--- REQUIRED ACTION ---
Give back the data below exactly as it was given.

=== DATA FOR THE TASK ===

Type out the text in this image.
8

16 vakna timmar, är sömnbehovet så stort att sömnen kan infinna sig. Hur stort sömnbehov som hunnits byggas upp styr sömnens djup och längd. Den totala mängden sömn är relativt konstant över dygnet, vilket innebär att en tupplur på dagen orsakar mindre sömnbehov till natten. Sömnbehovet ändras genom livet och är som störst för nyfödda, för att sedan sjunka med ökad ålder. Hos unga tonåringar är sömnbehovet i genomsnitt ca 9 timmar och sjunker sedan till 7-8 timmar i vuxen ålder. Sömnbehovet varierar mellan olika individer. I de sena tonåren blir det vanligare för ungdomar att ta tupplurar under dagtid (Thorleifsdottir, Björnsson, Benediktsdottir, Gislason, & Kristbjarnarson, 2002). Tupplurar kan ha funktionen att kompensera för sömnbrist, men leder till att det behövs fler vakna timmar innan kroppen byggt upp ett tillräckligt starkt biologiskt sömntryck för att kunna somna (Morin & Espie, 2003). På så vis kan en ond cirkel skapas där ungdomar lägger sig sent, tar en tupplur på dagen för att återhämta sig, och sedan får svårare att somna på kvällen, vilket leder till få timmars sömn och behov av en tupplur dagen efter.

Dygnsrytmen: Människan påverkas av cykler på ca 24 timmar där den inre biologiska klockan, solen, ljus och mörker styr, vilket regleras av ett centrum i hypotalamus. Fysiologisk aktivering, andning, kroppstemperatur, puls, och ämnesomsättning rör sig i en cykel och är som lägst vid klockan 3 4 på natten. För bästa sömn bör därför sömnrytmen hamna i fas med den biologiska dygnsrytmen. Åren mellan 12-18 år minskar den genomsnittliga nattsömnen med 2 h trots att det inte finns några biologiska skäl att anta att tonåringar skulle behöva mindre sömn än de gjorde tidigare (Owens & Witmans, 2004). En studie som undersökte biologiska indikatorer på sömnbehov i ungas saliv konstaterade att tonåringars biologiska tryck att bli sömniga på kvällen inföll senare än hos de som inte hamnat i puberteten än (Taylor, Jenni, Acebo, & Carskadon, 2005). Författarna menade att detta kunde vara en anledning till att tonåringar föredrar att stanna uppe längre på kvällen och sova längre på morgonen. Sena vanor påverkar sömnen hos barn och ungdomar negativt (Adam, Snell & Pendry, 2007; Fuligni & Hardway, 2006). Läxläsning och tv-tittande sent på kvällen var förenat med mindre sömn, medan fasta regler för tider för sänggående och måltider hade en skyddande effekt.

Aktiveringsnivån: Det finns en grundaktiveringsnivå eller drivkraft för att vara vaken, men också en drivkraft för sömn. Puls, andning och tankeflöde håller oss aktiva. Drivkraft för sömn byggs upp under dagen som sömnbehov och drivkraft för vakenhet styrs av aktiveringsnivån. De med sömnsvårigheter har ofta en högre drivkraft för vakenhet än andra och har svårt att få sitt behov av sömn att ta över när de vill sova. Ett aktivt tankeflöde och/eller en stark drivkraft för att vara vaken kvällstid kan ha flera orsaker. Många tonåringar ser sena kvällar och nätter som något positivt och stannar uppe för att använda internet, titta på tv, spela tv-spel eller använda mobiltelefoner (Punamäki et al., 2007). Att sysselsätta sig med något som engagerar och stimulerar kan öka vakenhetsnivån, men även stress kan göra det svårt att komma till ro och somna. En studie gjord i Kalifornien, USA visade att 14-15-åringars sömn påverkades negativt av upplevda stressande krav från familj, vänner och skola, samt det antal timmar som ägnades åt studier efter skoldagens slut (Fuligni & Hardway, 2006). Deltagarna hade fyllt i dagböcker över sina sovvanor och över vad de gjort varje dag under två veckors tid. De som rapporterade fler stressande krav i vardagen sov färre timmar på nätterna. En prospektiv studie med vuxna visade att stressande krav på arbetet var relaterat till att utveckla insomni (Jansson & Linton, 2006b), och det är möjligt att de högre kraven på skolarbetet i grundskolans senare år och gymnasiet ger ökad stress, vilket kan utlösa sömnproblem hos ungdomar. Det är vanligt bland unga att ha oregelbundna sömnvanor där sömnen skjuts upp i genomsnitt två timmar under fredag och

===

--- RESPONSE ---
Type out the text in this image.
8

16 vakna timmar, är sömnbehovet så stort att sömnen kan infinna sig. Hur stort sömnbehov som hunnits byggas upp styr sömnens djup och längd. Den totala mängden sömn är relativt konstant över dygnet, vilket innebär att en tupplur på dagen orsakar mindre sömnbehov till natten. Sömnbehovet ändras genom livet och är som störst för nyfödda, för att sedan sjunka med ökad ålder. Hos unga tonåringar är sömnbehovet i genomsnitt ca 9 timmar och sjunker sedan till 7-8 timmar i vuxen ålder. Sömnbehovet varierar mellan olika individer. I de sena tonåren blir det vanligare för ungdomar att ta tupplurar under dagtid (Thorleifsdottir, Björnsson, Benediktsdottir, Gislason, & Kristbjarnarson, 2002). Tupplurar kan ha funktionen att kompensera för sömnbrist, men leder till att det behövs fler vakna timmar innan kroppen byggt upp ett tillräckligt starkt biologiskt sömntryck för att kunna somna (Morin & Espie, 2003). På så vis kan en ond cirkel skapas där ungdomar lägger sig sent, tar en tupplur på dagen för att återhämta sig, och sedan får svårare att somna på kvällen, vilket leder till få timmars sömn och behov av en tupplur dagen efter.

Dygnsrytmen: Människan påverkas av cykler på ca 24 timmar där den inre biologiska klockan, solen, ljus och mörker styr, vilket regleras av ett centrum i hypotalamus. Fysiologisk aktivering, andning, kroppstemperatur, puls, och ämnesomsättning rör sig i en cykel och är som lägst vid klockan 3 4 på natten. För bästa sömn bör därför sömnrytmen hamna i fas med den biologiska dygnsrytmen. Åren mellan 12-18 år minskar den genomsnittliga nattsömnen med 2 h trots att det inte finns några biologiska skäl att anta att tonåringar skulle behöva mindre sömn än de gjorde tidigare (Owens & Witmans, 2004). En studie som undersökte biologiska indikatorer på sömnbehov i ungas saliv konstaterade att tonåringars biologiska tryck att bli sömniga på kvällen inföll senare än hos de som inte hamnat i puberteten än (Taylor, Jenni, Acebo, & Carskadon, 2005). Författarna menade att detta kunde vara en anledning till att tonåringar föredrar att stanna uppe längre på kvällen och sova längre på morgonen. Sena vanor påverkar sömnen hos barn och ungdomar negativt (Adam, Snell & Pendry, 2007; Fuligni & Hardway, 2006). Läxläsning och tv-tittande sent på kvällen var förenat med mindre sömn, medan fasta regler för tider för sänggående och måltider hade en skyddande effekt.

Aktiveringsnivån: Det finns en grundaktiveringsnivå eller drivkraft för att vara vaken, men också en drivkraft för sömn. Puls, andning och tankeflöde håller oss aktiva. Drivkraft för sömn byggs upp under dagen som sömnbehov och drivkraft för vakenhet styrs av aktiveringsnivån. De med sömnsvårigheter har ofta en högre drivkraft för vakenhet än andra och har svårt att få sitt behov av sömn att ta över när de vill sova. Ett aktivt tankeflöde och/eller en stark drivkraft för att vara vaken kvällstid kan ha flera orsaker. Många tonåringar ser sena kvällar och nätter som något positivt och stannar uppe för att använda internet, titta på tv, spela tv-spel eller använda mobiltelefoner (Punamäki et al., 2007). Att sysselsätta sig med något som engagerar och stimulerar kan öka vakenhetsnivån, men även stress kan göra det svårt att komma till ro och somna. En studie gjord i Kalifornien, USA visade att 14-15-åringars sömn påverkades negativt av upplevda stressande krav från familj, vänner och skola, samt det antal timmar som ägnades åt studier efter skoldagens slut (Fuligni & Hardway, 2006). Deltagarna hade fyllt i dagböcker över sina sovvanor och över vad de gjort varje dag under två veckors tid. De som rapporterade fler stressande krav i vardagen sov färre timmar på nätterna. En prospektiv studie med vuxna visade att stressande krav på arbetet var relaterat till att utveckla insomni (Jansson & Linton, 2006b), och det är möjligt att de högre kraven på skolarbetet i grundskolans senare år och gymnasiet ger ökad stress, vilket kan utlösa sömnproblem hos ungdomar. Det är vanligt bland unga att ha oregelbundna sömnvanor där sömnen skjuts upp i genomsnitt två timmar under fredag och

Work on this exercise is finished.